#### PROBLEM TO WORK ON
Copy the following rows verbatim, keeping every line unchanged.

#### Region boundary data

● ● ●

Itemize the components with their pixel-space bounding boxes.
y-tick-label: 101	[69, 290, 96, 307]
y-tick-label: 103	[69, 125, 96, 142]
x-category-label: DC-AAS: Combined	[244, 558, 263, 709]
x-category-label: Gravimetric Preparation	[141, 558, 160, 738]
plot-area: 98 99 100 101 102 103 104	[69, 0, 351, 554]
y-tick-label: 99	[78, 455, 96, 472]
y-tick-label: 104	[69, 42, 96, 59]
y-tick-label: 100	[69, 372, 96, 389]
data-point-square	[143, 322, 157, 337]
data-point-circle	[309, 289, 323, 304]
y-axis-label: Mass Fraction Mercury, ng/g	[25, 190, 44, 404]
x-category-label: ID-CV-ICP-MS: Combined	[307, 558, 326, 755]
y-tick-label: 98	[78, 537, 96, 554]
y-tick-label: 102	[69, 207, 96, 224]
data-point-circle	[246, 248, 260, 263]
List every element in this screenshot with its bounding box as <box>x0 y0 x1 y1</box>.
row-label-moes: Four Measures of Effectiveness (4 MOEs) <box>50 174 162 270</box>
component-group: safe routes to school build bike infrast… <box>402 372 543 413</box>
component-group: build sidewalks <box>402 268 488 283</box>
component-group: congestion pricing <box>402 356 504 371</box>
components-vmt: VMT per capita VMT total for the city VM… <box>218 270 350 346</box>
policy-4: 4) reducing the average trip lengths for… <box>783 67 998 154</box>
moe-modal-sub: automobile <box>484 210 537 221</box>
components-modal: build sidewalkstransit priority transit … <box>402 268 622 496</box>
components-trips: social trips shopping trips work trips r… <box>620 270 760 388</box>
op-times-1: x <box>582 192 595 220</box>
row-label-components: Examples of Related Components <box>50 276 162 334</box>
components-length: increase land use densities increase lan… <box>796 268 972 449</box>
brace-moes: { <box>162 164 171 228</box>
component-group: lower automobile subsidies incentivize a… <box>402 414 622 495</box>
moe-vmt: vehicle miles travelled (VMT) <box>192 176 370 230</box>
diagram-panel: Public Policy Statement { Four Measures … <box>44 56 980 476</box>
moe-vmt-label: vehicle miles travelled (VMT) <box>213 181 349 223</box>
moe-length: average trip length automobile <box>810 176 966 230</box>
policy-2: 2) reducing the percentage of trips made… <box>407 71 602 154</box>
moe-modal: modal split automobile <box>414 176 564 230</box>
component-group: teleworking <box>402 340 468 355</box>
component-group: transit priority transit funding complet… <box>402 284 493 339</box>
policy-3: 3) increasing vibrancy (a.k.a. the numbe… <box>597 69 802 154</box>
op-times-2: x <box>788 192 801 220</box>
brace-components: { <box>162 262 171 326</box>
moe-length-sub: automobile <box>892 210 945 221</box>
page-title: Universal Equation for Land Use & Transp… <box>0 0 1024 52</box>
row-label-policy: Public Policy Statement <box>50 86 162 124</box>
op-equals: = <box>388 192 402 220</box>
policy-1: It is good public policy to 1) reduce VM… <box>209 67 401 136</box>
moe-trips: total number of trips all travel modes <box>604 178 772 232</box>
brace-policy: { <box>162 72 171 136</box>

● ● ●

#### THE RESPONSE
Itemize the components with their pixel-space bounding boxes.
y-tick-label: 101	[69, 290, 96, 307]
y-tick-label: 103	[69, 125, 96, 142]
x-category-label: DC-AAS: Combined	[244, 558, 263, 709]
x-category-label: Gravimetric Preparation	[141, 558, 160, 738]
plot-area: 98 99 100 101 102 103 104	[69, 0, 351, 554]
y-tick-label: 99	[78, 455, 96, 472]
y-tick-label: 104	[69, 42, 96, 59]
y-tick-label: 100	[69, 372, 96, 389]
data-point-square	[143, 322, 157, 337]
data-point-circle	[309, 289, 323, 304]
y-axis-label: Mass Fraction Mercury, ng/g	[25, 190, 44, 404]
x-category-label: ID-CV-ICP-MS: Combined	[307, 558, 326, 755]
y-tick-label: 98	[78, 537, 96, 554]
y-tick-label: 102	[69, 207, 96, 224]
data-point-circle	[246, 248, 260, 263]
List every element in this screenshot with its bounding box as <box>x0 y0 x1 y1</box>.
row-label-moes: Four Measures of Effectiveness (4 MOEs) <box>50 174 162 270</box>
component-group: safe routes to school build bike infrast… <box>402 372 543 413</box>
component-group: build sidewalks <box>402 268 488 283</box>
component-group: congestion pricing <box>402 356 504 371</box>
components-vmt: VMT per capita VMT total for the city VM… <box>218 270 350 346</box>
policy-4: 4) reducing the average trip lengths for… <box>783 67 998 154</box>
moe-modal-sub: automobile <box>484 210 537 221</box>
components-modal: build sidewalkstransit priority transit … <box>402 268 622 496</box>
components-trips: social trips shopping trips work trips r… <box>620 270 760 388</box>
op-times-1: x <box>582 192 595 220</box>
row-label-components: Examples of Related Components <box>50 276 162 334</box>
components-length: increase land use densities increase lan… <box>796 268 972 449</box>
brace-moes: { <box>162 164 171 228</box>
component-group: lower automobile subsidies incentivize a… <box>402 414 622 495</box>
moe-vmt: vehicle miles travelled (VMT) <box>192 176 370 230</box>
diagram-panel: Public Policy Statement { Four Measures … <box>44 56 980 476</box>
moe-vmt-label: vehicle miles travelled (VMT) <box>213 181 349 223</box>
moe-length: average trip length automobile <box>810 176 966 230</box>
policy-2: 2) reducing the percentage of trips made… <box>407 71 602 154</box>
moe-modal: modal split automobile <box>414 176 564 230</box>
component-group: teleworking <box>402 340 468 355</box>
component-group: transit priority transit funding complet… <box>402 284 493 339</box>
policy-3: 3) increasing vibrancy (a.k.a. the numbe… <box>597 69 802 154</box>
op-times-2: x <box>788 192 801 220</box>
brace-components: { <box>162 262 171 326</box>
moe-length-sub: automobile <box>892 210 945 221</box>
page-title: Universal Equation for Land Use & Transp… <box>0 0 1024 52</box>
row-label-policy: Public Policy Statement <box>50 86 162 124</box>
op-equals: = <box>388 192 402 220</box>
policy-1: It is good public policy to 1) reduce VM… <box>209 67 401 136</box>
moe-trips: total number of trips all travel modes <box>604 178 772 232</box>
brace-policy: { <box>162 72 171 136</box>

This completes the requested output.